## WHAT TO WORK ON
Every record must appear in your copy exactly as written, with no pictures.

## MATERIAL TO PROCESS
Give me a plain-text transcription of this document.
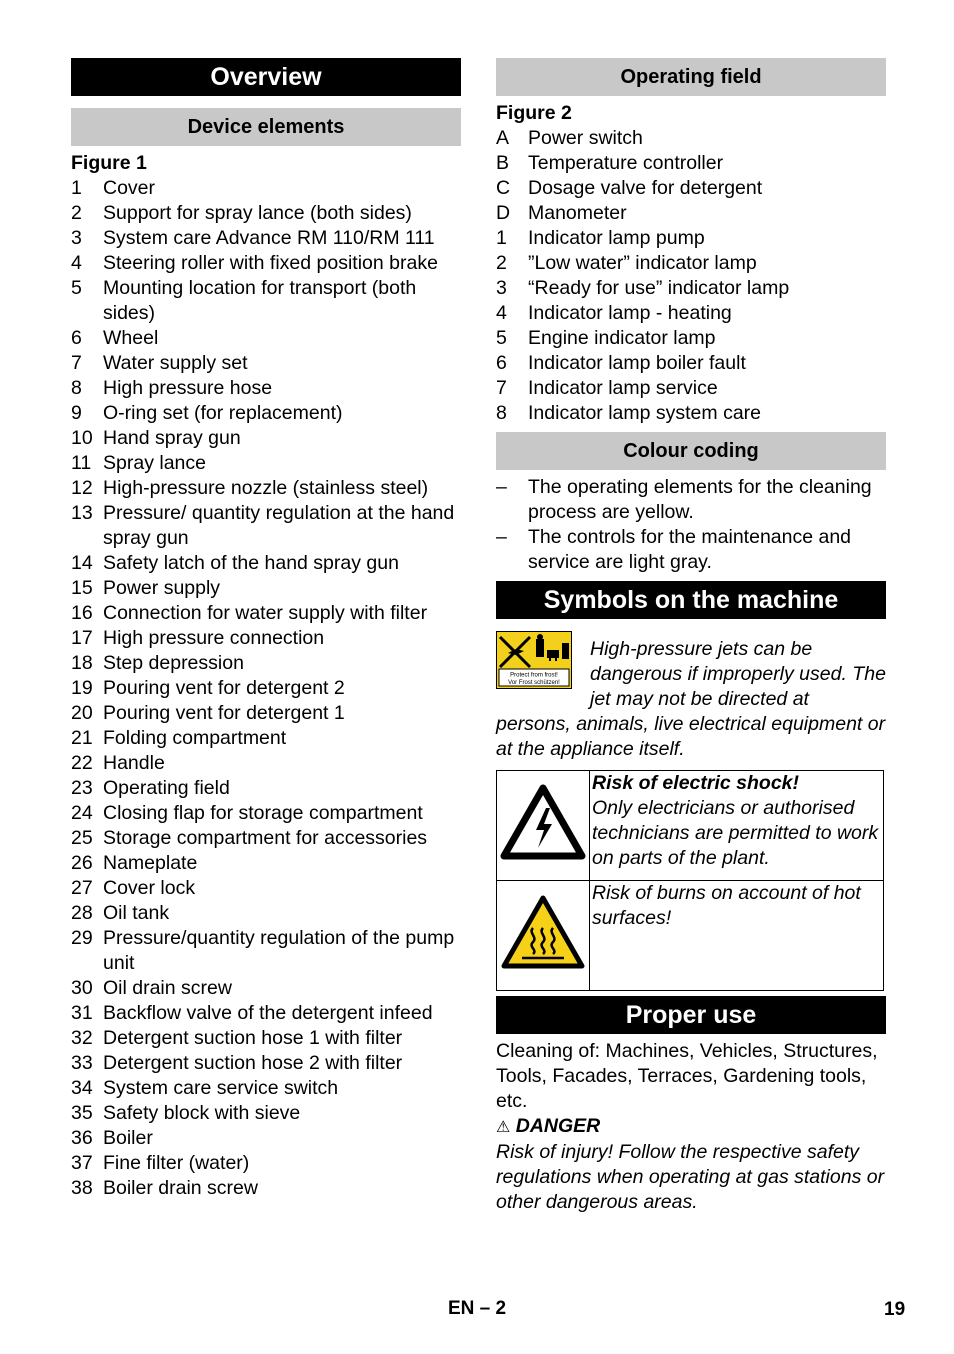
Overview
Device elements
Figure 1
1	Cover
2	Support for spray lance (both sides)
3	System care Advance RM 110/RM 111
4	Steering roller with fixed position brake
5	Mounting location for transport (both sides)
6	Wheel
7	Water supply set
8	High pressure hose
9	O-ring set (for replacement)
10 Hand spray gun
11 Spray lance
12 High-pressure nozzle (stainless steel)
13 Pressure/ quantity regulation at the hand spray gun
14 Safety latch of the hand spray gun
15 Power supply
16 Connection for water supply with filter
17 High pressure connection
18 Step depression
19 Pouring vent for detergent 2
20 Pouring vent for detergent 1
21 Folding compartment
22 Handle
23 Operating field
24 Closing flap for storage compartment
25 Storage compartment for accessories
26 Nameplate
27 Cover lock
28 Oil tank
29 Pressure/quantity regulation of the pump unit
30 Oil drain screw
31 Backflow valve of the detergent infeed
32 Detergent suction hose 1 with filter
33 Detergent suction hose 2 with filter
34 System care service switch
35 Safety block with sieve
36 Boiler
37 Fine filter (water)
38 Boiler drain screw
Operating field
Figure 2
A Power switch
B Temperature controller
C Dosage valve for detergent
D Manometer
1	Indicator lamp pump
2	”Low water” indicator lamp
3	“Ready for use” indicator lamp
4	Indicator lamp - heating
5	Engine indicator lamp
6	Indicator lamp boiler fault
7	Indicator lamp service
8	Indicator lamp system care
Colour coding
–	The operating elements for the cleaning process are yellow.
–	The controls for the maintenance and service are light gray.
Symbols on the machine
Protect from frost!
Vor Frost schützen!
High-pressure jets can be dangerous if improperly used. The jet may not be directed at persons, animals, live electrical equipment or at the appliance itself.

Risk of electric shock!
Only electricians or authorised technicians are permitted to work on parts of the plant.

Risk of burns on account of hot surfaces!
Proper use
Cleaning of: Machines, Vehicles, Structures, Tools, Facades, Terraces, Gardening tools, etc.
⚠ DANGER
Risk of injury! Follow the respective safety regulations when operating at gas stations or other dangerous areas.
EN – 2	19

## OUTPUT FOR THIS EXERCISE
Give me a plain-text transcription of this document.
Overview
Device elements
Figure 1
1	Cover
2	Support for spray lance (both sides)
3	System care Advance RM 110/RM 111
4	Steering roller with fixed position brake
5	Mounting location for transport (both sides)
6	Wheel
7	Water supply set
8	High pressure hose
9	O-ring set (for replacement)
10 Hand spray gun
11 Spray lance
12 High-pressure nozzle (stainless steel)
13 Pressure/ quantity regulation at the hand spray gun
14 Safety latch of the hand spray gun
15 Power supply
16 Connection for water supply with filter
17 High pressure connection
18 Step depression
19 Pouring vent for detergent 2
20 Pouring vent for detergent 1
21 Folding compartment
22 Handle
23 Operating field
24 Closing flap for storage compartment
25 Storage compartment for accessories
26 Nameplate
27 Cover lock
28 Oil tank
29 Pressure/quantity regulation of the pump unit
30 Oil drain screw
31 Backflow valve of the detergent infeed
32 Detergent suction hose 1 with filter
33 Detergent suction hose 2 with filter
34 System care service switch
35 Safety block with sieve
36 Boiler
37 Fine filter (water)
38 Boiler drain screw
Operating field
Figure 2
A Power switch
B Temperature controller
C Dosage valve for detergent
D Manometer
1	Indicator lamp pump
2	”Low water” indicator lamp
3	“Ready for use” indicator lamp
4	Indicator lamp - heating
5	Engine indicator lamp
6	Indicator lamp boiler fault
7	Indicator lamp service
8	Indicator lamp system care
Colour coding
–	The operating elements for the cleaning process are yellow.
–	The controls for the maintenance and service are light gray.
Symbols on the machine
Protect from frost!
Vor Frost schützen!
High-pressure jets can be dangerous if improperly used. The jet may not be directed at persons, animals, live electrical equipment or at the appliance itself.

Risk of electric shock!
Only electricians or authorised technicians are permitted to work on parts of the plant.

Risk of burns on account of hot surfaces!
Proper use
Cleaning of: Machines, Vehicles, Structures, Tools, Facades, Terraces, Gardening tools, etc.
⚠ DANGER
Risk of injury! Follow the respective safety regulations when operating at gas stations or other dangerous areas.
EN – 2	19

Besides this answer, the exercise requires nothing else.